• [GIVEN INSTRUCTION] Copy out every line exactly, passing over the pictures.

** begin PROVIDED ENTRIES **

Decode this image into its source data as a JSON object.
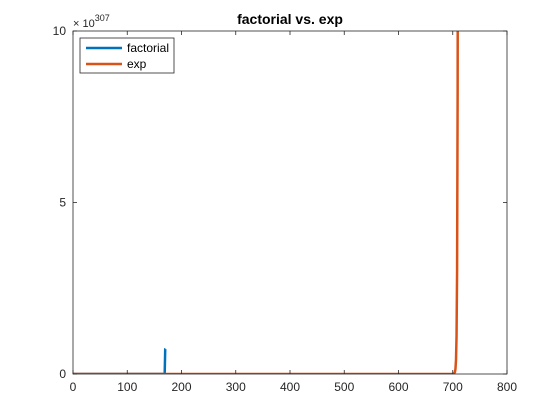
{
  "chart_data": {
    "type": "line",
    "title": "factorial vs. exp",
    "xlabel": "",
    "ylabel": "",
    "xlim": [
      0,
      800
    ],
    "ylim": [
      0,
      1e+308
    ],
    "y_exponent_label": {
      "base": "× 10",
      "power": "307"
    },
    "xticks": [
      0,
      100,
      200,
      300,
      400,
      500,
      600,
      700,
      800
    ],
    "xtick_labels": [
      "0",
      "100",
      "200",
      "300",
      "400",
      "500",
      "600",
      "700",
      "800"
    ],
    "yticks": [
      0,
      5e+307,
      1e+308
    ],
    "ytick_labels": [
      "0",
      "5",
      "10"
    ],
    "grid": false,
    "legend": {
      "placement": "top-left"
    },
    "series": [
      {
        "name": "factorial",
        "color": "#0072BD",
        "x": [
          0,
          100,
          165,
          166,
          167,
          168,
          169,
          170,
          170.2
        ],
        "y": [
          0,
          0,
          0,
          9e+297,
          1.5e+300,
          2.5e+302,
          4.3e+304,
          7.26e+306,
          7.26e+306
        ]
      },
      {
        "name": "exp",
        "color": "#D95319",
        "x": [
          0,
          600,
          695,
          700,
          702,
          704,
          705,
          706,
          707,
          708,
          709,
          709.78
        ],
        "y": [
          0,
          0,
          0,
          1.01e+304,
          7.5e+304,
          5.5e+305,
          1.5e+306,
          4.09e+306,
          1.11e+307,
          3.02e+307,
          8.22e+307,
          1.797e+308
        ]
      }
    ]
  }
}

** end PROVIDED ENTRIES **

• [TASK ANSWER]
Decode this image into its source data as a JSON object.
{
  "chart_data": {
    "type": "line",
    "title": "factorial vs. exp",
    "xlabel": "",
    "ylabel": "",
    "xlim": [
      0,
      800
    ],
    "ylim": [
      0,
      1e+308
    ],
    "y_exponent_label": {
      "base": "× 10",
      "power": "307"
    },
    "xticks": [
      0,
      100,
      200,
      300,
      400,
      500,
      600,
      700,
      800
    ],
    "xtick_labels": [
      "0",
      "100",
      "200",
      "300",
      "400",
      "500",
      "600",
      "700",
      "800"
    ],
    "yticks": [
      0,
      5e+307,
      1e+308
    ],
    "ytick_labels": [
      "0",
      "5",
      "10"
    ],
    "grid": false,
    "legend": {
      "placement": "top-left"
    },
    "series": [
      {
        "name": "factorial",
        "color": "#0072BD",
        "x": [
          0,
          100,
          165,
          166,
          167,
          168,
          169,
          170,
          170.2
        ],
        "y": [
          0,
          0,
          0,
          9e+297,
          1.5e+300,
          2.5e+302,
          4.3e+304,
          7.26e+306,
          7.26e+306
        ]
      },
      {
        "name": "exp",
        "color": "#D95319",
        "x": [
          0,
          600,
          695,
          700,
          702,
          704,
          705,
          706,
          707,
          708,
          709,
          709.78
        ],
        "y": [
          0,
          0,
          0,
          1.01e+304,
          7.5e+304,
          5.5e+305,
          1.5e+306,
          4.09e+306,
          1.11e+307,
          3.02e+307,
          8.22e+307,
          1.797e+308
        ]
      }
    ]
  }
}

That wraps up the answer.